(Description of the task) What do the lines from the one containing "What text is on this page?" through the end of the entries say? Quote them exactly, and only them.

(Record extracts)

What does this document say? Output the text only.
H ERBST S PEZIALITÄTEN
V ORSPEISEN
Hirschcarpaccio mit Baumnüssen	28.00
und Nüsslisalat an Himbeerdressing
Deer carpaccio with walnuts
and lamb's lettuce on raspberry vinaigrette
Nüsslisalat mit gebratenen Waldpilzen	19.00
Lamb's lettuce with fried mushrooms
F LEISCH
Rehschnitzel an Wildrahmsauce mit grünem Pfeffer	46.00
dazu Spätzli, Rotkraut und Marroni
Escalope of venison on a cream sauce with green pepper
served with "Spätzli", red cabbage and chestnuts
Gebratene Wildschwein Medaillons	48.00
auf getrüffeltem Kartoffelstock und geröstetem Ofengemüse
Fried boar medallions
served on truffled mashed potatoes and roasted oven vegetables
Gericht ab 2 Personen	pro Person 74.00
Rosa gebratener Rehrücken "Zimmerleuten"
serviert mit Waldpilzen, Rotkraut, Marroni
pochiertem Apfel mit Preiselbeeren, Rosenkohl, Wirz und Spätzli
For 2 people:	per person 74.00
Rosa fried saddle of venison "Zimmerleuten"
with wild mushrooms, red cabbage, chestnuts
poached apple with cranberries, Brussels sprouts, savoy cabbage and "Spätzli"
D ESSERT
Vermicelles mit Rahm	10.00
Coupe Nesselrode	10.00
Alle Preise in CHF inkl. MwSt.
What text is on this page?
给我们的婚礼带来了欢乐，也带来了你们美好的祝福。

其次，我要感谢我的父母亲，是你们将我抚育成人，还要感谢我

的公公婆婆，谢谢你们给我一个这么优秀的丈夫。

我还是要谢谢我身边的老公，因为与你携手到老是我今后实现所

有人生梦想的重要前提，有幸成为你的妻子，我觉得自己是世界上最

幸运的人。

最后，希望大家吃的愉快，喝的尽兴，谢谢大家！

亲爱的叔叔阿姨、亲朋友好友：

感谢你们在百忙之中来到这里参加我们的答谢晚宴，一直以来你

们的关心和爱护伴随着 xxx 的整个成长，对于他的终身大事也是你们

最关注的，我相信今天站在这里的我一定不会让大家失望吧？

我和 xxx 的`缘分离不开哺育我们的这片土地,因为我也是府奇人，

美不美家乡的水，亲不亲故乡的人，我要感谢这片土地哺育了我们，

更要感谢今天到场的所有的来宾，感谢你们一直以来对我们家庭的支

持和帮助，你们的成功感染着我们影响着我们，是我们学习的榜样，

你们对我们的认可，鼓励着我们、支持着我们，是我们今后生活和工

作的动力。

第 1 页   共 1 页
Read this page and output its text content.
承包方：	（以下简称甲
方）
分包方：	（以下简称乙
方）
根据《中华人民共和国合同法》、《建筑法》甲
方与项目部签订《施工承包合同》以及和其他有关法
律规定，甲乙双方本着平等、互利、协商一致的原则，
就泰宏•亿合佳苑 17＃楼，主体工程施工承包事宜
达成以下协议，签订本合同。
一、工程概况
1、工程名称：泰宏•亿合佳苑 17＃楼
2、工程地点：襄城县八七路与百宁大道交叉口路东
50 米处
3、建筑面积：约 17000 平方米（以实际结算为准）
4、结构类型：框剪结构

(Answer for this exercise)
What text is on this page?
给我们的婚礼带来了欢乐，也带来了你们美好的祝福。

其次，我要感谢我的父母亲，是你们将我抚育成人，还要感谢我

的公公婆婆，谢谢你们给我一个这么优秀的丈夫。

我还是要谢谢我身边的老公，因为与你携手到老是我今后实现所

有人生梦想的重要前提，有幸成为你的妻子，我觉得自己是世界上最

幸运的人。

最后，希望大家吃的愉快，喝的尽兴，谢谢大家！

亲爱的叔叔阿姨、亲朋友好友：

感谢你们在百忙之中来到这里参加我们的答谢晚宴，一直以来你

们的关心和爱护伴随着 xxx 的整个成长，对于他的终身大事也是你们

最关注的，我相信今天站在这里的我一定不会让大家失望吧？

我和 xxx 的`缘分离不开哺育我们的这片土地,因为我也是府奇人，

美不美家乡的水，亲不亲故乡的人，我要感谢这片土地哺育了我们，

更要感谢今天到场的所有的来宾，感谢你们一直以来对我们家庭的支

持和帮助，你们的成功感染着我们影响着我们，是我们学习的榜样，

你们对我们的认可，鼓励着我们、支持着我们，是我们今后生活和工

作的动力。

第 1 页   共 1 页
Read this page and output its text content.
承包方：	（以下简称甲
方）
分包方：	（以下简称乙
方）
根据《中华人民共和国合同法》、《建筑法》甲
方与项目部签订《施工承包合同》以及和其他有关法
律规定，甲乙双方本着平等、互利、协商一致的原则，
就泰宏•亿合佳苑 17＃楼，主体工程施工承包事宜
达成以下协议，签订本合同。
一、工程概况
1、工程名称：泰宏•亿合佳苑 17＃楼
2、工程地点：襄城县八七路与百宁大道交叉口路东
50 米处
3、建筑面积：约 17000 平方米（以实际结算为准）
4、结构类型：框剪结构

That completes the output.